**Passage to read:**
----

Jump for Joy is a 1941 musical revue by Duke Ellington that opened on July 10, 1941, at the Mayan Theater of Los Angeles and ran for nine weeks (122 performances).

It included many songs by Ellington, including the jazz standard "I Got It Bad (and That Ain't Good)" and the title track, "Jump for Joy."

Reception 

The musical received rave reviews, and both Orson Welles and Charles Chaplin considered buying the show, but were refused, as the show was collaborative in nature and the writers did not want it to be owned.

Despite the original success, "it never made it to Broadway, but it made it to history".

Political message 

Contrary to other all-African-American revues of the time, it was very outspoken on racial matters, with the songs "Jump for Joy" ("Fare thee well, land of cotton / Cotton lisle is out of style"), "Same Old South" ("It's a regular children's heaven / Where they don't start to work until they're seven" and "I got a Passport from Georgia (And I'm Going to The USA)" ("Goodbye Jim / And I do mean Crow").

The production team received protestations and death threats. Duke Ellington described it later in his life as "the first 'social significance' show".

References 

 The Duke Ellington Reader, Mark Tucker, Oxford University Press, 1995, preview available on Google Books.

----

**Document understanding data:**
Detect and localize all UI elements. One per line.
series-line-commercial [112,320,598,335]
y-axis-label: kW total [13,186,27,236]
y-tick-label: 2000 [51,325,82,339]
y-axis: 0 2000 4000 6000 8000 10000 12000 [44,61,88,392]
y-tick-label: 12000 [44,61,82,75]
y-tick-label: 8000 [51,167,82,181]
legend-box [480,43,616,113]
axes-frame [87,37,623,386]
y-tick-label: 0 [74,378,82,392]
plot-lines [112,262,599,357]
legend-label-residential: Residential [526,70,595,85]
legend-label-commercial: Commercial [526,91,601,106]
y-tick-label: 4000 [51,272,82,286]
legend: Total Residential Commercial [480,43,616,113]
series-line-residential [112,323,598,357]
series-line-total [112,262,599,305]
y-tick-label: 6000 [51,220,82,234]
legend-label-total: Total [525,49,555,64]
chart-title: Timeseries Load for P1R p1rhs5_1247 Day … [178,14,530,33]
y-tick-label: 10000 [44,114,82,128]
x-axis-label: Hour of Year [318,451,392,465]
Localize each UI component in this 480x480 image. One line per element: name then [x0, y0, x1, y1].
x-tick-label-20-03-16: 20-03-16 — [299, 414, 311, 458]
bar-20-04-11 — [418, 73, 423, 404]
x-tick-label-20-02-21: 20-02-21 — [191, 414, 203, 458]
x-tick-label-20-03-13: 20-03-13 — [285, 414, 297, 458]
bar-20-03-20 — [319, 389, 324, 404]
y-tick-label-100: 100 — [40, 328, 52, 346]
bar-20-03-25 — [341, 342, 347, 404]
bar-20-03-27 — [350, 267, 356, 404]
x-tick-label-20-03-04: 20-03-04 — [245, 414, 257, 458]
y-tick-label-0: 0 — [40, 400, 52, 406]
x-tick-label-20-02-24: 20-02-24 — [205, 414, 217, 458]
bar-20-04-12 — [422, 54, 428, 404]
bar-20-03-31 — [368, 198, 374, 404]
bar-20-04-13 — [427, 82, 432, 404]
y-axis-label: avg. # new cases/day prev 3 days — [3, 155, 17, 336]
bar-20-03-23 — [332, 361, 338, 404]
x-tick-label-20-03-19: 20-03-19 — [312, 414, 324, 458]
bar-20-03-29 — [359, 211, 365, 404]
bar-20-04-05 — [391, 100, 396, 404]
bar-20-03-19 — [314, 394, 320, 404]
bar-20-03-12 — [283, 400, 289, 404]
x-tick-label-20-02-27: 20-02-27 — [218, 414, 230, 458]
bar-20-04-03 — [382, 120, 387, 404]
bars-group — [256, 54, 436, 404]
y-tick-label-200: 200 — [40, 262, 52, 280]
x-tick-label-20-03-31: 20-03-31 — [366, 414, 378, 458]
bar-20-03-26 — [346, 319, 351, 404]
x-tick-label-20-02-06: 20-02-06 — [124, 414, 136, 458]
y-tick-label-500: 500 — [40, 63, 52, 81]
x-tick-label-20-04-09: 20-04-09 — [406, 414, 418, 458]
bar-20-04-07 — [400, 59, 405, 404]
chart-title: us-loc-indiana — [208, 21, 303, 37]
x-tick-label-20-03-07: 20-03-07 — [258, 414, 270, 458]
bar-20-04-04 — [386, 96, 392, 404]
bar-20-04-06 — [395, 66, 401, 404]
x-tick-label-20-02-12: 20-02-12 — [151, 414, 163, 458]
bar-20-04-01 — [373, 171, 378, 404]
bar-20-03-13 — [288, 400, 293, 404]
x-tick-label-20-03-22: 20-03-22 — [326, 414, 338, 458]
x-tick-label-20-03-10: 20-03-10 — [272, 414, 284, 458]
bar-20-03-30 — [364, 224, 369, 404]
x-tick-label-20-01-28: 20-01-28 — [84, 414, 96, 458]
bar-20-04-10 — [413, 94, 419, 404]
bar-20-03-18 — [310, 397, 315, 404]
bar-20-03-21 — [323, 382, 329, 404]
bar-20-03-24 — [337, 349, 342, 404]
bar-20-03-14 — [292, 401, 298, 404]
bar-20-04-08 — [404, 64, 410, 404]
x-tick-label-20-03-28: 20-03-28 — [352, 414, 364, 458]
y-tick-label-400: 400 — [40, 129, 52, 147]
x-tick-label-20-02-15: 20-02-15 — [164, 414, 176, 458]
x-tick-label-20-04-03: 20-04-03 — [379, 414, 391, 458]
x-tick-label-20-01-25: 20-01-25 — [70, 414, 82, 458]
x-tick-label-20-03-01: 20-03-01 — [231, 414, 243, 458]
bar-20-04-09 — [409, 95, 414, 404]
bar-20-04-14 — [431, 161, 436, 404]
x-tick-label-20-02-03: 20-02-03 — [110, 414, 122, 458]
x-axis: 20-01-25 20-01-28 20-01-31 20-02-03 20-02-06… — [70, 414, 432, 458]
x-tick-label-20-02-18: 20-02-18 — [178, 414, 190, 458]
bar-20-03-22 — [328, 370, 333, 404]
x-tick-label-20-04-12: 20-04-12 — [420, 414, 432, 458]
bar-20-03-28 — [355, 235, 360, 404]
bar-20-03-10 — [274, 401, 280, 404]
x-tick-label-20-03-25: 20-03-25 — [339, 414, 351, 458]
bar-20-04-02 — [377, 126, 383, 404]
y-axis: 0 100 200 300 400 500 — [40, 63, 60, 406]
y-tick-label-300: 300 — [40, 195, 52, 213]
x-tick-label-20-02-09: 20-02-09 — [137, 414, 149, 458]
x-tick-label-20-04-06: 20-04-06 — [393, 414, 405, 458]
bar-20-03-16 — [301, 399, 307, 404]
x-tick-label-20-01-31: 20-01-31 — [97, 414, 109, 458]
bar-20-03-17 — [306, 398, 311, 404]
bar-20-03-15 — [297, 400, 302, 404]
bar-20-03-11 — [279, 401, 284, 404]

----

**Task directions:** Write out the passage on Jump for Joy word for word, from "Contrary to other" to "on Google Books.".

**Answer space:**
Contrary to other all-African-American revues of the time, it was very outspoken on racial matters, with the songs "Jump for Joy" ("Fare thee well, land of cotton / Cotton lisle is out of style"), "Same Old South" ("It's a regular children's heaven / Where they don't start to work until they're seven" and "I got a Passport from Georgia (And I'm Going to The USA)" ("Goodbye Jim / And I do mean Crow").

The production team received protestations and death threats. Duke Ellington described it later in his life as "the first 'social significance' show".

References 

 The Duke Ellington Reader, Mark Tucker, Oxford University Press, 1995, preview available on Google Books.